◆ **Provided text**:

##############################

1.1 The Radar Resource Management Problem
In this section, we describe the RRM problem from four perspectives, including radar resources, radar terminology, radar functions, and the presentation of an RRM model.
1.1.1 Radar Resources
A phased array multifunction radar (MFR) performs many functions previously performed by individual, dedicated radars, such as surveillance, tracking, and fire control. The radar performs these functions by actively controlling its beam position, dwell time, waveform, and energy. Details of general phased array radars can be found in [1–3]. An illustration of the multiple functions is depicted in Figure 1.1.
Figure 1.1 Multiple functions of ship-borne radar systems.
There are typically several tasks associated with each radar function. All the functions and function tasks are coordinated by the RRM in the radar system. This RRM component is critical to the success of an MFR, since it maximizes the radar resource usage in order to achieve optimal performance, where the optimality is defined according to various cost functions.
There are three major radar resources, as shown in Figure 1.2. The challenge of RRM arises when the radar resources are not sufficient to carry out all function tasks. Lower-priority tasks must encounter degraded performance due to fewer available resources, or the radar may not execute some tasks at all. Each task in the radar requires a certain amount of time, energy, and computational resources. The time is characterized by the tactical requirements, the energy is limited by the transmitter energy, and computational resources are limited by the RRM computer. All of these limitations have impacts on the performance of the radar resource manager.
Figure 1.2 Multifunction radar resources.
Among the radar resources, the time budget is the most constraining, since the radar cannot create additional timeline. The energy budget is typically limited by the available power supply and the cooling system. The processing budget is usually the least constraining because of the ever-increasing capability of computer processors. A radar scheduler coordinates the usage of all radar resources in carrying out RRM.
1.1.2 Radar Terminology
To state the goal of a radar scheduler accurately, it is necessary to distinguish between a function, a task and a look.
Functions. The radar carries out multiple functions, which include weapon control, target tracking, and surveillance. A detailed description of various functions is given in Section 1.1.3.
Tasks. Each function consists of one or more tasks. For the weapon control function, a task involves the control of an individual weapon. Similarly, for the target tracking function, a task involves the tracking of an individual target. The surveillance function monitors a specified region of interest. A surveillance task may include the monitoring of a subregion within the specified region of interest. The surveillance function can also be thought of as consisting of a single task, where the task involves monitoring the entire region of interest.
Looks. Each task consists of several looks, where a look requires one continuous time interval of finite duration to be completed. For a tracking task, a look is an attempt to update a track by steering the radar in the direction of the expected location of the target. In this case, a look could consist of one or more beam positions of the radar. For a surveillance task, a look could consist of a single beam position or multiple beam positions. Since a look has been defined as requiring a continuous time interval to be completed, it is beneficial to define surveillance looks as being as short in duration as possible. This allows the scheduler the flexibility to interleave looks from multiple tasks.

##############################

◆ **Data excerpts**:
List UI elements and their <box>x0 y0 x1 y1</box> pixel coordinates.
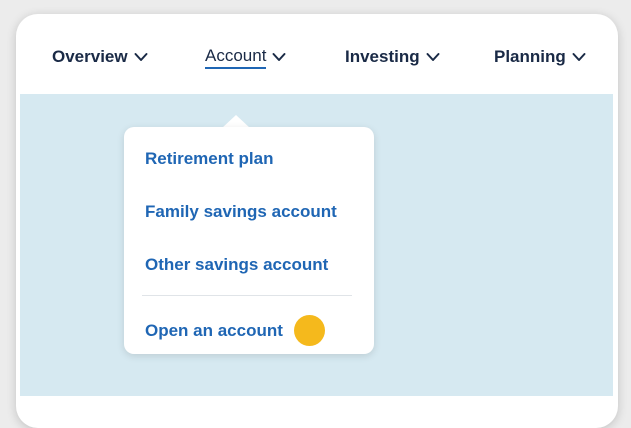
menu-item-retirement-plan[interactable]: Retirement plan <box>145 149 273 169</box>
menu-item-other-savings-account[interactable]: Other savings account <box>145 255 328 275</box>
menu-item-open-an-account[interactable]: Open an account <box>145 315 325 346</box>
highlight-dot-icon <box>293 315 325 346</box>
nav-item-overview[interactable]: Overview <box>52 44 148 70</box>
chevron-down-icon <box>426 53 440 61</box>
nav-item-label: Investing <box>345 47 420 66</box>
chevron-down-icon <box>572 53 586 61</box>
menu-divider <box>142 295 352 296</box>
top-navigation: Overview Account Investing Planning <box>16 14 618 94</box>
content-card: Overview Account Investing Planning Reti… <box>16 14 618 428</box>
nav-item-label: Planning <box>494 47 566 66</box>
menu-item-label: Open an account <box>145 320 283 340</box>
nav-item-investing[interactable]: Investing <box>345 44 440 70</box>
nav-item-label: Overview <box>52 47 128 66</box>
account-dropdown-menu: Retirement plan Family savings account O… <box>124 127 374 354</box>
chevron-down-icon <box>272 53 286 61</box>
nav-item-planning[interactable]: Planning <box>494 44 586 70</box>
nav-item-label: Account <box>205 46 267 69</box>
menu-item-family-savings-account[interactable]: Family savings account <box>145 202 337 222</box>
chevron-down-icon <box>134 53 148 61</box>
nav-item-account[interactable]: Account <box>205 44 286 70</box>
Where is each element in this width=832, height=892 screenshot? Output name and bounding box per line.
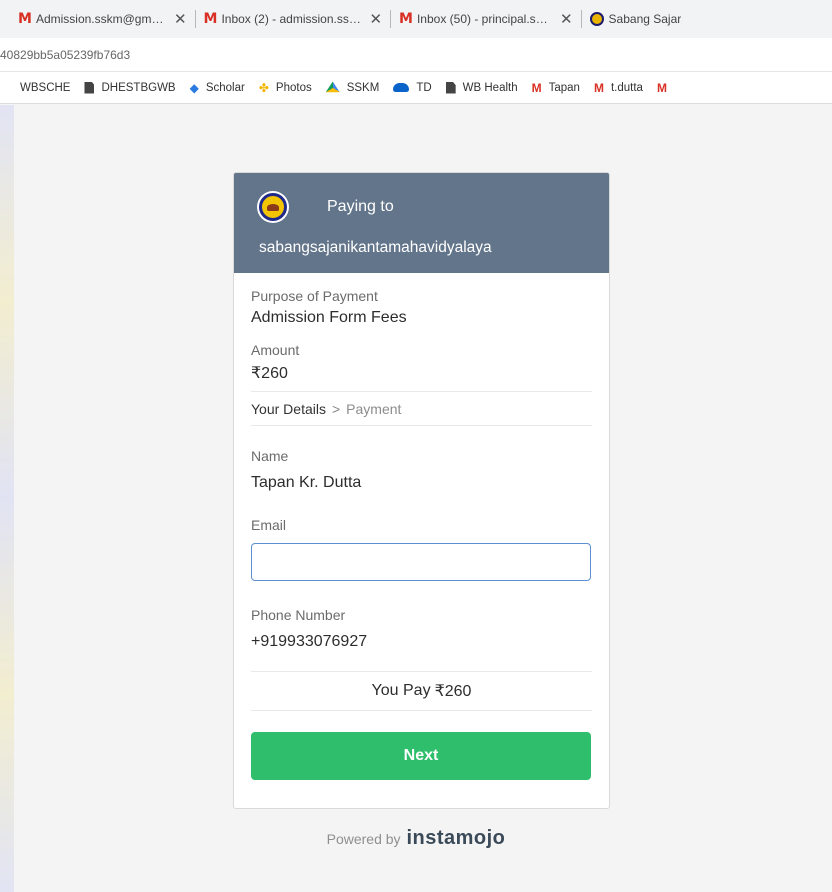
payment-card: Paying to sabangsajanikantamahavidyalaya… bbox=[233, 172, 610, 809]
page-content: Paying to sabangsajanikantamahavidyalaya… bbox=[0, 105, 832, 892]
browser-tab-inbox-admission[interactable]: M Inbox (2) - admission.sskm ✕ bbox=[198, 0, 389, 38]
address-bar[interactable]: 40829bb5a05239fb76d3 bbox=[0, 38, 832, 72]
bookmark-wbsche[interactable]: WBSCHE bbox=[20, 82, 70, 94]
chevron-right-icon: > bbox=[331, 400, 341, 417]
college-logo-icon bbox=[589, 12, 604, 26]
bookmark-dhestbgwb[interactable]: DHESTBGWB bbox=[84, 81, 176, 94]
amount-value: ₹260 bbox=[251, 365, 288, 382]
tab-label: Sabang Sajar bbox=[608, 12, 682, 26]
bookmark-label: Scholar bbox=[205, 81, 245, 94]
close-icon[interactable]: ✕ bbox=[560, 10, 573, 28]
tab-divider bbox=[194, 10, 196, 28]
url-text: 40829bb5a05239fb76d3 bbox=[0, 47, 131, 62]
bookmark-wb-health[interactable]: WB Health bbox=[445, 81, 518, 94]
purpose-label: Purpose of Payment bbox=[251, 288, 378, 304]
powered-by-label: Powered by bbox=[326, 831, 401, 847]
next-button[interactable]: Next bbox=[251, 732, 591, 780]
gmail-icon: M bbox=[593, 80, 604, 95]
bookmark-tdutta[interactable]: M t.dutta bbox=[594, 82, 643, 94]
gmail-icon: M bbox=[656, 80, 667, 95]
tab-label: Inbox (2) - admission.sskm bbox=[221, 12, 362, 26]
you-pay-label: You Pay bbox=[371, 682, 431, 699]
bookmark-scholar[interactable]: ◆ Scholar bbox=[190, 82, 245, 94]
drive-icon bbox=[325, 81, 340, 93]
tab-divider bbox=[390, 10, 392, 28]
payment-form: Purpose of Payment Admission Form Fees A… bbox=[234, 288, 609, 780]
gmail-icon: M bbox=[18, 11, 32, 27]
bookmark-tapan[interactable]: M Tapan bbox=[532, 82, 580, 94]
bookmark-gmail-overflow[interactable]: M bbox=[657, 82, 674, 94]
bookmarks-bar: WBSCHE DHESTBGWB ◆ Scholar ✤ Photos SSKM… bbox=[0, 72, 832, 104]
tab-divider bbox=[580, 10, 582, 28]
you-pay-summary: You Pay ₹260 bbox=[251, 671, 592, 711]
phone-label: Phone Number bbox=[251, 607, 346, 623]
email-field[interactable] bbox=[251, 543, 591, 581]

##############################

Pick up the radar resource management text after its last sentence and write the next part. The listing has no connection to the radar resource management text.

Each task sends look requests to the radar scheduler. For a target tracking task, a look request may consist of an attempt to update a track at a specified time. The specified time will depend on the time of the track update, the estimated target dynamics, and the tracking model. For all tasks, look requests are sent to the radar scheduler independently. That is, each task makes look requests based only on its own requirements. The role of the radar scheduler is to receive all look requests and formulate a schedule for the radar, under the constraint that at any given time, the radar only executes one look. The radar scheduler must decide whether or not to schedule the look request. For example, if two look requests due to start at the same time are received, the scheduler must decide whether to alter the start times of one or both looks, or to not schedule one of the looks.
1.1.3 Radar Functions
The following functions are carried out by a ship-borne MFR [4].
Horizon search. The objective of horizon search is to detect low-flying targets as soon as they cross the radar horizon. Because these threats are perceived to be one of the major threats to maritime surface ships, horizon search is one of the main functions of the MFR.
Cued search. Other sensors in the ship’s sensor suite may detect targets that are not yet being tracked by the MFR. This event may occur due to adverse propagation or other conditions for the MFR, a temporary overload of the MFR time budget, or because the target is outside of the coverage area of the MFR. If the target has not yet been tracked due to adverse propagation or other conditions, the length of the cued search dwell is increased compared to the normal search dwell to improve the probability of detection. The cued search pattern, which depends on the source of the cue, is executed only once. The delay between the detection of the target by the other sensor and the actual transmission in the MFR must be short to keep the search volume, and therefore the load on the time budget, as small as possible.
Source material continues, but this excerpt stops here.